**Job**
Copy out each line that mentions the word "Slightly".

======== Data lines ========

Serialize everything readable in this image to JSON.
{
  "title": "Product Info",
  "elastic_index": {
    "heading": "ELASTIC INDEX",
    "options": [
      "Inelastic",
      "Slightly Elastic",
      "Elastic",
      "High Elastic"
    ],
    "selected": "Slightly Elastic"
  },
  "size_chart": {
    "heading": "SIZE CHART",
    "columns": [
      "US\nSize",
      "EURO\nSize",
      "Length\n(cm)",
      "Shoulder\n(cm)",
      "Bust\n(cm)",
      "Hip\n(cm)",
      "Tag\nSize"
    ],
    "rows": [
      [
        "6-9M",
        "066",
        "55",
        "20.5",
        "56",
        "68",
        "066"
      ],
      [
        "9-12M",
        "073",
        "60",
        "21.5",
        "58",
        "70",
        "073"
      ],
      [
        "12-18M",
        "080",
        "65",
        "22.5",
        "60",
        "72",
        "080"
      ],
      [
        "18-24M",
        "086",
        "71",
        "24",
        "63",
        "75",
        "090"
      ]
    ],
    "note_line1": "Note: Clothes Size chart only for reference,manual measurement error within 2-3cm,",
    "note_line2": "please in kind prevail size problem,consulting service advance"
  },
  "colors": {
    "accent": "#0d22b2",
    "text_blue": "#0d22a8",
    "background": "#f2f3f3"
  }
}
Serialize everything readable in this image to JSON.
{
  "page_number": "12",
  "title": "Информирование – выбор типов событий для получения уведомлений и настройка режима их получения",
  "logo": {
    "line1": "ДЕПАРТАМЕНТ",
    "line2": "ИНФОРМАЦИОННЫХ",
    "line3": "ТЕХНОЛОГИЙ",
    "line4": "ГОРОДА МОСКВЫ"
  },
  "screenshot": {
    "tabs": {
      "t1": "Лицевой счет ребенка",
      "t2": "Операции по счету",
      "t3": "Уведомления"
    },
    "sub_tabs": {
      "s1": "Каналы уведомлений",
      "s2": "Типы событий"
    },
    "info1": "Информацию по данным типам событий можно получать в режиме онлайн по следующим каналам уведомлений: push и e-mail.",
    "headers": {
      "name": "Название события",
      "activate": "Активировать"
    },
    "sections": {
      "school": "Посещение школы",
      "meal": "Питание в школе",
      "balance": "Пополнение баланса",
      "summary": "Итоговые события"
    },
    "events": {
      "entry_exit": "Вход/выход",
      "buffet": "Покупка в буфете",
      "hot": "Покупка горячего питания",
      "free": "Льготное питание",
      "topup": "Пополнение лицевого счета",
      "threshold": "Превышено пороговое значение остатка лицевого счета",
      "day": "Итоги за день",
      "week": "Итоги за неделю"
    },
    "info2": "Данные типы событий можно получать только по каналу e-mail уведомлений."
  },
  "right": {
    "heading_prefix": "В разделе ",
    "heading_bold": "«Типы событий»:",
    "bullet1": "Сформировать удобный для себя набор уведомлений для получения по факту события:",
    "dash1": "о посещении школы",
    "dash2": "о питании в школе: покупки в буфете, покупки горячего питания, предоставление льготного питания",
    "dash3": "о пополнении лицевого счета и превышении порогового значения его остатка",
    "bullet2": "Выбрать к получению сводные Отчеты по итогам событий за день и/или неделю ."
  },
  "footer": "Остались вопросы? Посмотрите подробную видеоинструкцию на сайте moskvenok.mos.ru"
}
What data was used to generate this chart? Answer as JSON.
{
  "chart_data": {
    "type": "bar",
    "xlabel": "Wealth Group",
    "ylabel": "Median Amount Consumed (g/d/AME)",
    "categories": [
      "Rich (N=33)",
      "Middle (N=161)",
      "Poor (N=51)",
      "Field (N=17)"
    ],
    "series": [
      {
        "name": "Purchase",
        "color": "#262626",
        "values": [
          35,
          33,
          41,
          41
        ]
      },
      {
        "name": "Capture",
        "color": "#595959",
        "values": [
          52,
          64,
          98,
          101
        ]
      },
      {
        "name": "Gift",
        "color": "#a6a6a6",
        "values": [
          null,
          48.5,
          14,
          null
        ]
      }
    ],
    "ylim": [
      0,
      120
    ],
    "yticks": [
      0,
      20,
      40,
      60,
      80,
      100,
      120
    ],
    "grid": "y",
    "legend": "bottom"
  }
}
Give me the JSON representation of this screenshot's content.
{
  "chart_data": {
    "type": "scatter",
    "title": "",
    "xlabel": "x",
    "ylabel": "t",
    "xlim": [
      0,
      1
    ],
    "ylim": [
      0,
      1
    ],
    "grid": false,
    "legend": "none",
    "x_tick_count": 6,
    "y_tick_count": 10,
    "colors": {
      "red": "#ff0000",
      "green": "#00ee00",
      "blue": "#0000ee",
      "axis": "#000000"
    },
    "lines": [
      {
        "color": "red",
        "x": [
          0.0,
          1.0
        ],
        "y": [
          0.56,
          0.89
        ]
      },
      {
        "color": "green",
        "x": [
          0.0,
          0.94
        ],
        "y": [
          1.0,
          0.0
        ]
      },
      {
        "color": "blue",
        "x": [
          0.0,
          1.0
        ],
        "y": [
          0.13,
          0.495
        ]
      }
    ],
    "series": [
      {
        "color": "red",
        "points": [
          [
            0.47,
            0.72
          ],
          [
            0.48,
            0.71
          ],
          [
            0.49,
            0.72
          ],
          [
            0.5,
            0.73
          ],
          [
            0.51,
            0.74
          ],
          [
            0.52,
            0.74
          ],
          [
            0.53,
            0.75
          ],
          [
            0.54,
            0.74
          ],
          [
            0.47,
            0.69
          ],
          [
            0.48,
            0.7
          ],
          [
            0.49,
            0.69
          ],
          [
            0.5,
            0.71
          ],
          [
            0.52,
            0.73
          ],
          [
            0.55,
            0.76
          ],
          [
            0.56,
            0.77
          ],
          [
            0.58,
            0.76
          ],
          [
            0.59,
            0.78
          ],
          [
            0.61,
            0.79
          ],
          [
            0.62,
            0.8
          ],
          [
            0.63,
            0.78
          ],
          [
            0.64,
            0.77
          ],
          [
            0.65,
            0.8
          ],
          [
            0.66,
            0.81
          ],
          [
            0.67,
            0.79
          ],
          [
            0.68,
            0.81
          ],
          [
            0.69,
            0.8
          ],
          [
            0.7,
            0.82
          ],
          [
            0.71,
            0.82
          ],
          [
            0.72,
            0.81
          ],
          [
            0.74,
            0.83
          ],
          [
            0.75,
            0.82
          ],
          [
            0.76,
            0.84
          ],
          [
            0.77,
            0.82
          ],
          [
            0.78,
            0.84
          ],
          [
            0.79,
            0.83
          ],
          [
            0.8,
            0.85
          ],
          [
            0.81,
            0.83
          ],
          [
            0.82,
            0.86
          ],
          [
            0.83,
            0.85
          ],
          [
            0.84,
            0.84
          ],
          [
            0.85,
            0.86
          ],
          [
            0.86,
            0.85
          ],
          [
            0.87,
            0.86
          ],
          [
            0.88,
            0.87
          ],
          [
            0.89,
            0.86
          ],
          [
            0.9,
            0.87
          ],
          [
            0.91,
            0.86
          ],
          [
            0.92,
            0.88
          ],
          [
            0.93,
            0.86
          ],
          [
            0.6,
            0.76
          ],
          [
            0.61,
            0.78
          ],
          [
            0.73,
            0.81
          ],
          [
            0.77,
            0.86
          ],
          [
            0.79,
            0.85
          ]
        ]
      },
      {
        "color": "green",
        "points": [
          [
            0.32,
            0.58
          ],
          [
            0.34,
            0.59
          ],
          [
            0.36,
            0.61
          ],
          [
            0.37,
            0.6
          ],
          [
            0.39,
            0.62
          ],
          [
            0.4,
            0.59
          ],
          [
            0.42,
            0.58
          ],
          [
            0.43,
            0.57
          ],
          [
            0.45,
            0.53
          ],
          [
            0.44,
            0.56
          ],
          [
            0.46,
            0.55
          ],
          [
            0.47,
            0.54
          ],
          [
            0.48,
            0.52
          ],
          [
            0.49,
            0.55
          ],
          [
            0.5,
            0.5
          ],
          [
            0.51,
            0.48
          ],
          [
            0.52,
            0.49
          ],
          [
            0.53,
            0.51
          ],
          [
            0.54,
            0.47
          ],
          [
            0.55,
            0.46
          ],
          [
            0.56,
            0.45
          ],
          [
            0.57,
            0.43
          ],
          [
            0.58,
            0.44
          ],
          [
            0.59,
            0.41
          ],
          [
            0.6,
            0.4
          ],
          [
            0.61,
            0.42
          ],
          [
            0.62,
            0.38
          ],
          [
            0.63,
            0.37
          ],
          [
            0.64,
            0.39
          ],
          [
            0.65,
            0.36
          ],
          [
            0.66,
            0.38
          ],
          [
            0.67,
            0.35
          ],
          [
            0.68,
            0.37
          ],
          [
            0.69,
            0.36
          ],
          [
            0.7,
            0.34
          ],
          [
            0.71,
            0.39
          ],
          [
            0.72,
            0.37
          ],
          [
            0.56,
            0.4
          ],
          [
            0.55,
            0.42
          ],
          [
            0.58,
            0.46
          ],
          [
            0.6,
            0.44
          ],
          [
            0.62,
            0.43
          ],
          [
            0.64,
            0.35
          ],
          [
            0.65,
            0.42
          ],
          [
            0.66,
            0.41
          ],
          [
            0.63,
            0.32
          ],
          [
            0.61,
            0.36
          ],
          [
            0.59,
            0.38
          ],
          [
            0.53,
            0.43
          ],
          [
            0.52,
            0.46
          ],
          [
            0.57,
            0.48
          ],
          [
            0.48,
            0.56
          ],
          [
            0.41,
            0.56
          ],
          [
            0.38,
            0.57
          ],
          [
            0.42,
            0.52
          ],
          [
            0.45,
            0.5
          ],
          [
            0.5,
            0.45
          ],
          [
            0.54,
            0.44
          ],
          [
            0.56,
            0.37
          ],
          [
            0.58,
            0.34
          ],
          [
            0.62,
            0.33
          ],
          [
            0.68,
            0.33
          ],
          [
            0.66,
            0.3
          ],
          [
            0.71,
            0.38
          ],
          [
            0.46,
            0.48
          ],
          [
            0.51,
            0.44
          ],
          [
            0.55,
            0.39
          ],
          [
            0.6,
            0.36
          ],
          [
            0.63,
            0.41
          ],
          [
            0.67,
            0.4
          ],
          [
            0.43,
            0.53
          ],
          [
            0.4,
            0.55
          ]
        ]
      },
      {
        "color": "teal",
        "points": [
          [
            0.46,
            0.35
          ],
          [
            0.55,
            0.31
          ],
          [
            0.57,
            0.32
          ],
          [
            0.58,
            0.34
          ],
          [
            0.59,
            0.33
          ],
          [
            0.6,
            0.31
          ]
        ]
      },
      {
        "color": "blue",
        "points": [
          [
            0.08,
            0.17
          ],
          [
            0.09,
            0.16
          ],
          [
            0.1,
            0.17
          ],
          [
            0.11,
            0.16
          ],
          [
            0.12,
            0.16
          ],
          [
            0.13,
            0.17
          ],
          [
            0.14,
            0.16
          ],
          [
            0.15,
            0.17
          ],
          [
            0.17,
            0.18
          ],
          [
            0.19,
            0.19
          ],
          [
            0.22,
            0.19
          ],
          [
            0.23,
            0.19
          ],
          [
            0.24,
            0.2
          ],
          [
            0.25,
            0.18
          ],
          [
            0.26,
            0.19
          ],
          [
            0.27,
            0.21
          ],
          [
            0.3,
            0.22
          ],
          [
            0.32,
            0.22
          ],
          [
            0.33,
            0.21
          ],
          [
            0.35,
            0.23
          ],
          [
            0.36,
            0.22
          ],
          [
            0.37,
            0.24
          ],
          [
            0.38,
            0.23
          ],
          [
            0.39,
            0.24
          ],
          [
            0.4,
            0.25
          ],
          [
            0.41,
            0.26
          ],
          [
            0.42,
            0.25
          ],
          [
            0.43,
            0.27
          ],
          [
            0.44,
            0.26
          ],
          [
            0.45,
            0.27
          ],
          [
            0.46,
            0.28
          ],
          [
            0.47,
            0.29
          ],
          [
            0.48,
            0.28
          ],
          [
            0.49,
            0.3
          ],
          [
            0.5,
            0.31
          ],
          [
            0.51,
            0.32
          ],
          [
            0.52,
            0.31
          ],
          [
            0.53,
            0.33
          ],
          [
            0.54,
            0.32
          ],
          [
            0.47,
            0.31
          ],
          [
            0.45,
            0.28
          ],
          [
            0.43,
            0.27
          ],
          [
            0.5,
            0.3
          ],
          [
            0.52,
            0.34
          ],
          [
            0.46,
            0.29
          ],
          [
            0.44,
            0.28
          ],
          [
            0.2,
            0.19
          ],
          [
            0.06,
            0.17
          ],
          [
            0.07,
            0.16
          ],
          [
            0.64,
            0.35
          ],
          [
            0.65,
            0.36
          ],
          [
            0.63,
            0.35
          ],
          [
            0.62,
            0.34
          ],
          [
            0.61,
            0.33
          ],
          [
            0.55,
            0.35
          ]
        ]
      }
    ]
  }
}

========

**Result for this exercise**
      "Slightly Elastic",
    "selected": "Slightly Elastic"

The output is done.